* YOUR OBJECTIVE *
Check each line of the listing for the string "paperclip", count the lines that have it, and answer with that number only.
Start of EXERCISE INPUT
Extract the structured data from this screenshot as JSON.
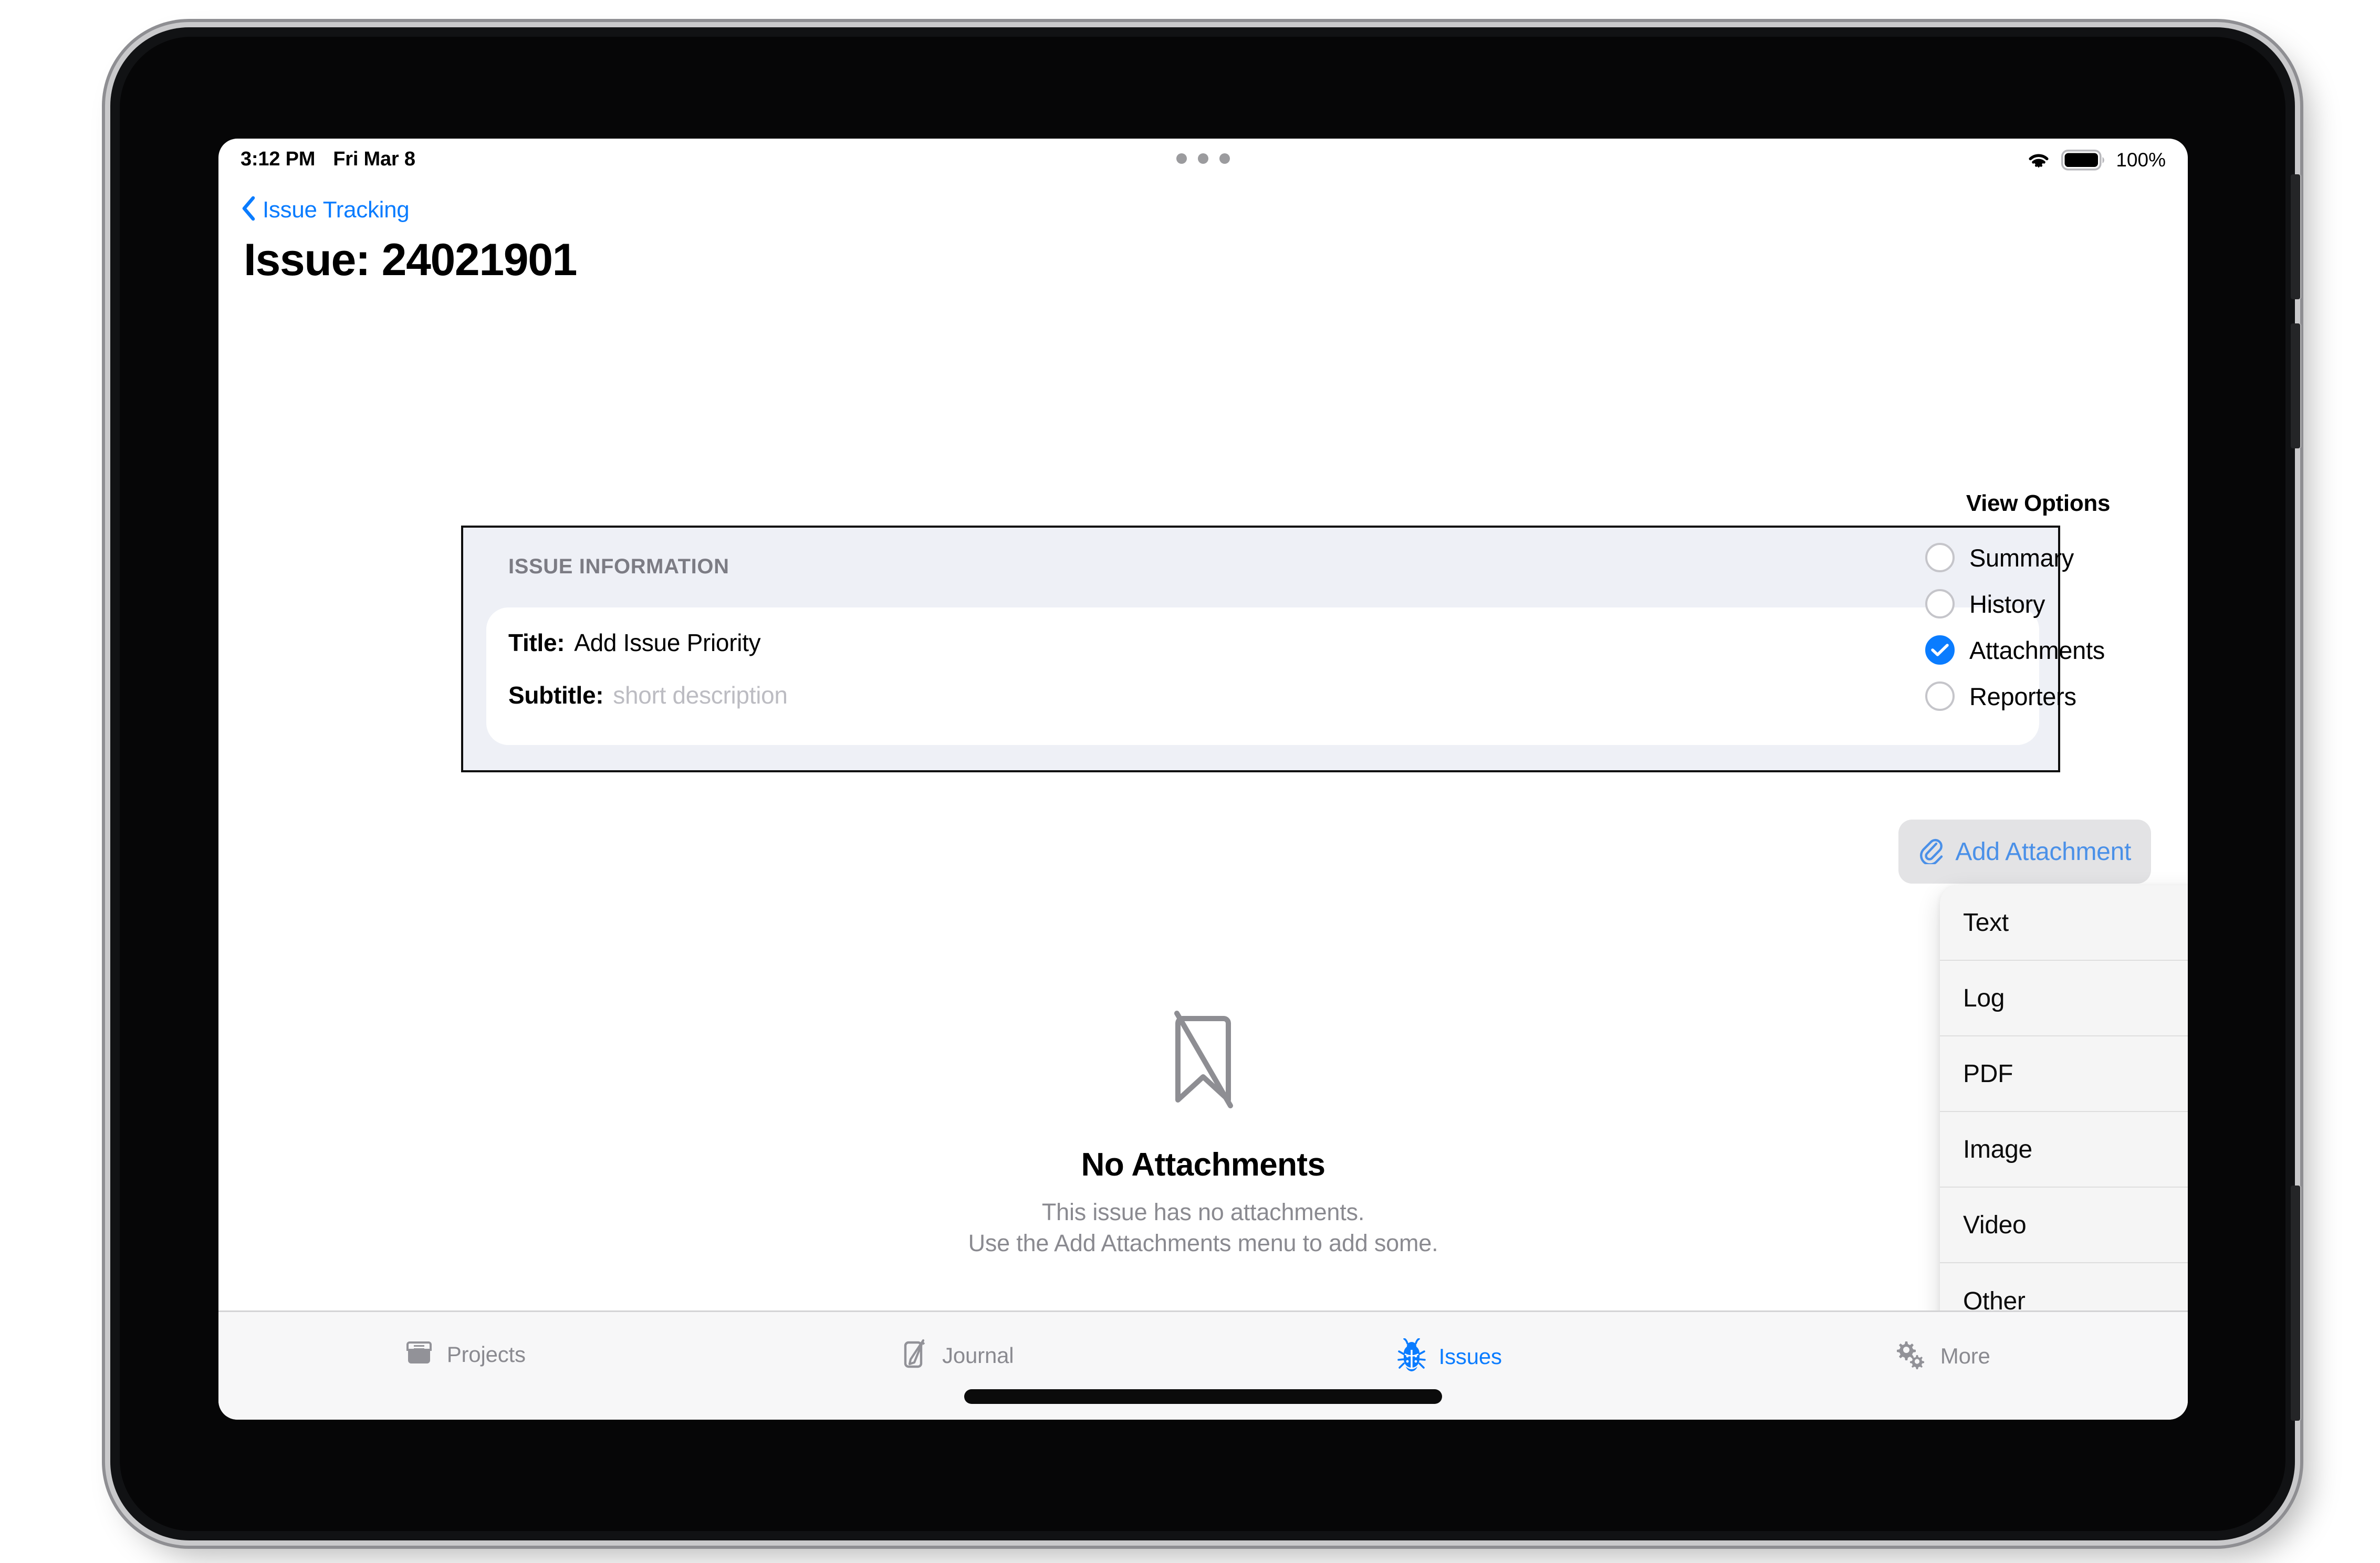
{
  "status_bar": {
    "time": "3:12 PM",
    "date": "Fri Mar 8",
    "battery_percent": "100%",
    "wifi_icon": "wifi-icon",
    "battery_icon": "battery-full-icon",
    "multitask_icon": "multitask-dots-icon"
  },
  "nav": {
    "back_label": "Issue Tracking",
    "back_icon": "chevron-left-icon"
  },
  "page": {
    "title": "Issue: 24021901"
  },
  "issue_info": {
    "section_header": "ISSUE INFORMATION",
    "title_label": "Title:",
    "title_value": "Add Issue Priority",
    "subtitle_label": "Subtitle:",
    "subtitle_placeholder": "short description"
  },
  "view_options": {
    "title": "View Options",
    "items": [
      {
        "label": "Summary",
        "selected": false
      },
      {
        "label": "History",
        "selected": false
      },
      {
        "label": "Attachments",
        "selected": true
      },
      {
        "label": "Reporters",
        "selected": false
      }
    ]
  },
  "add_attachment": {
    "label": "Add Attachment",
    "icon": "paperclip-icon"
  },
  "attachment_menu": {
    "items": [
      {
        "label": "Text",
        "icon": "text-quote-icon"
      },
      {
        "label": "Log",
        "icon": "document-lines-icon"
      },
      {
        "label": "PDF",
        "icon": "pdf-doc-icon"
      },
      {
        "label": "Image",
        "icon": "photo-icon"
      },
      {
        "label": "Video",
        "icon": "clapperboard-icon"
      },
      {
        "label": "Other",
        "icon": "paperclip-icon"
      }
    ]
  },
  "empty_state": {
    "icon": "bookmark-slash-icon",
    "title": "No Attachments",
    "line1": "This issue has no attachments.",
    "line2": "Use the Add Attachments menu to add some."
  },
  "tab_bar": {
    "items": [
      {
        "label": "Projects",
        "icon": "tray-icon",
        "active": false
      },
      {
        "label": "Journal",
        "icon": "compose-icon",
        "active": false
      },
      {
        "label": "Issues",
        "icon": "bug-icon",
        "active": true
      },
      {
        "label": "More",
        "icon": "gears-icon",
        "active": false
      }
    ]
  },
  "colors": {
    "accent": "#0a7cff",
    "card_fill": "#eef0f6",
    "menu_fill": "#f5f5f5",
    "muted_text": "#8a8a90"
  }
}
End of EXERCISE INPUT
* SOLVED EXERCISE *
2